[START OF DATA PROVIDED]

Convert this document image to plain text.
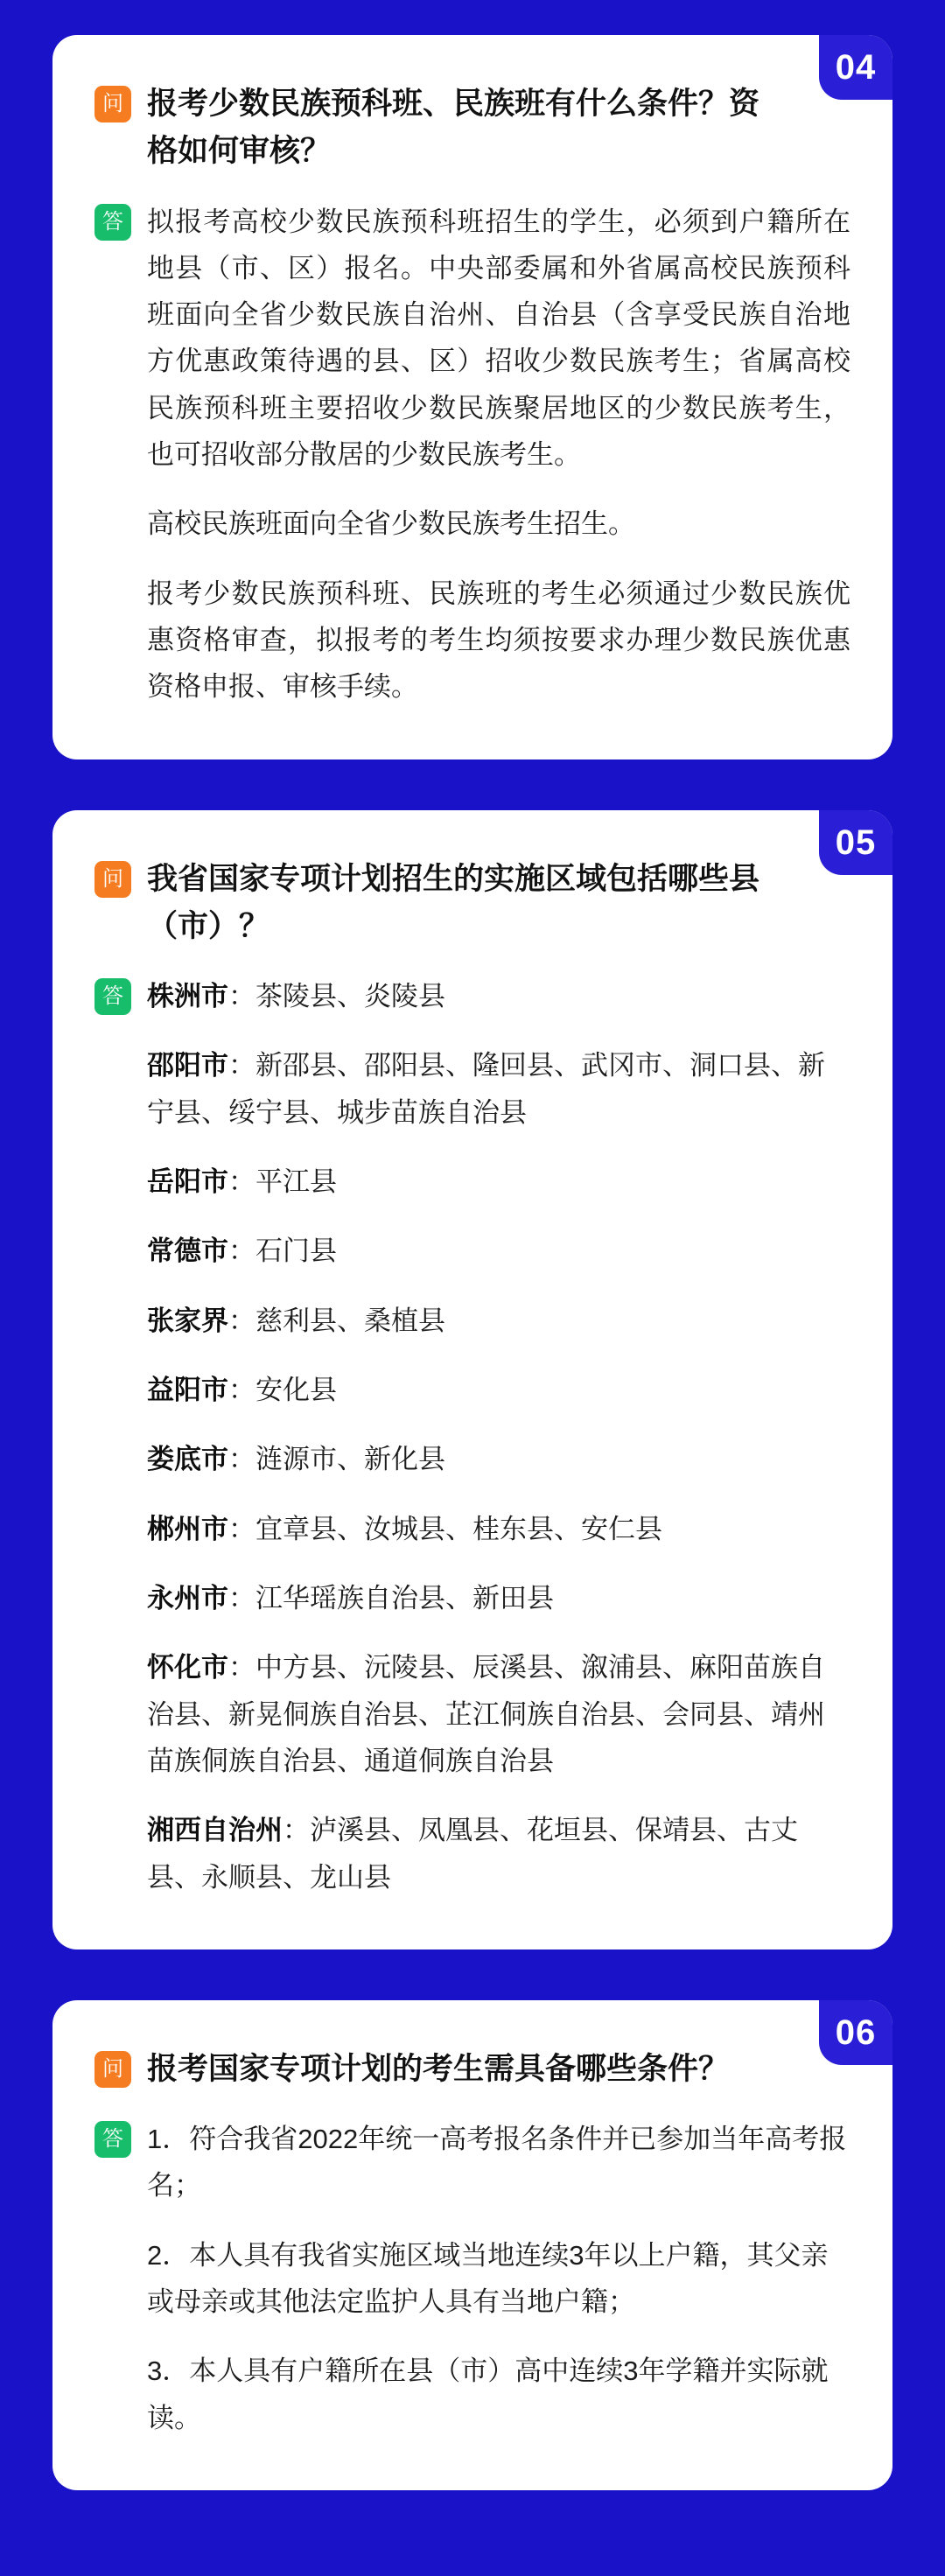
04
问 报考少数民族预科班、民族班有什么条件？资格如何审核？
答 拟报考高校少数民族预科班招生的学生，必须到户籍所在地县（市、区）报名。中央部委属和外省属高校民族预科班面向全省少数民族自治州、自治县（含享受民族自治地方优惠政策待遇的县、区）招收少数民族考生；省属高校民族预科班主要招收少数民族聚居地区的少数民族考生，也可招收部分散居的少数民族考生。

高校民族班面向全省少数民族考生招生。

报考少数民族预科班、民族班的考生必须通过少数民族优惠资格审查，拟报考的考生均须按要求办理少数民族优惠资格申报、审核手续。

05
问 我省国家专项计划招生的实施区域包括哪些县（市）？
答 株洲市：茶陵县、炎陵县
邵阳市：新邵县、邵阳县、隆回县、武冈市、洞口县、新宁县、绥宁县、城步苗族自治县
岳阳市：平江县
常德市：石门县
张家界：慈利县、桑植县
益阳市：安化县
娄底市：涟源市、新化县
郴州市：宜章县、汝城县、桂东县、安仁县
永州市：江华瑶族自治县、新田县
怀化市：中方县、沅陵县、辰溪县、溆浦县、麻阳苗族自治县、新晃侗族自治县、芷江侗族自治县、会同县、靖州苗族侗族自治县、通道侗族自治县
湘西自治州：泸溪县、凤凰县、花垣县、保靖县、古丈县、永顺县、龙山县
06
问 报考国家专项计划的考生需具备哪些条件？
答 1．符合我省2022年统一高考报名条件并已参加当年高考报名；
2．本人具有我省实施区域当地连续3年以上户籍，其父亲或母亲或其他法定监护人具有当地户籍；
3．本人具有户籍所在县（市）高中连续3年学籍并实际就读。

[END OF DATA PROVIDED]

## TASK PROMPT
Repeat the material above in full and exactly, omitting the pictures.

## COMPLETED TASK
Convert this document image to plain text.
04
问 报考少数民族预科班、民族班有什么条件？资格如何审核？
答 拟报考高校少数民族预科班招生的学生，必须到户籍所在地县（市、区）报名。中央部委属和外省属高校民族预科班面向全省少数民族自治州、自治县（含享受民族自治地方优惠政策待遇的县、区）招收少数民族考生；省属高校民族预科班主要招收少数民族聚居地区的少数民族考生，也可招收部分散居的少数民族考生。

高校民族班面向全省少数民族考生招生。

报考少数民族预科班、民族班的考生必须通过少数民族优惠资格审查，拟报考的考生均须按要求办理少数民族优惠资格申报、审核手续。

05
问 我省国家专项计划招生的实施区域包括哪些县（市）？
答 株洲市：茶陵县、炎陵县
邵阳市：新邵县、邵阳县、隆回县、武冈市、洞口县、新宁县、绥宁县、城步苗族自治县
岳阳市：平江县
常德市：石门县
张家界：慈利县、桑植县
益阳市：安化县
娄底市：涟源市、新化县
郴州市：宜章县、汝城县、桂东县、安仁县
永州市：江华瑶族自治县、新田县
怀化市：中方县、沅陵县、辰溪县、溆浦县、麻阳苗族自治县、新晃侗族自治县、芷江侗族自治县、会同县、靖州苗族侗族自治县、通道侗族自治县
湘西自治州：泸溪县、凤凰县、花垣县、保靖县、古丈县、永顺县、龙山县
06
问 报考国家专项计划的考生需具备哪些条件？
答 1．符合我省2022年统一高考报名条件并已参加当年高考报名；
2．本人具有我省实施区域当地连续3年以上户籍，其父亲或母亲或其他法定监护人具有当地户籍；
3．本人具有户籍所在县（市）高中连续3年学籍并实际就读。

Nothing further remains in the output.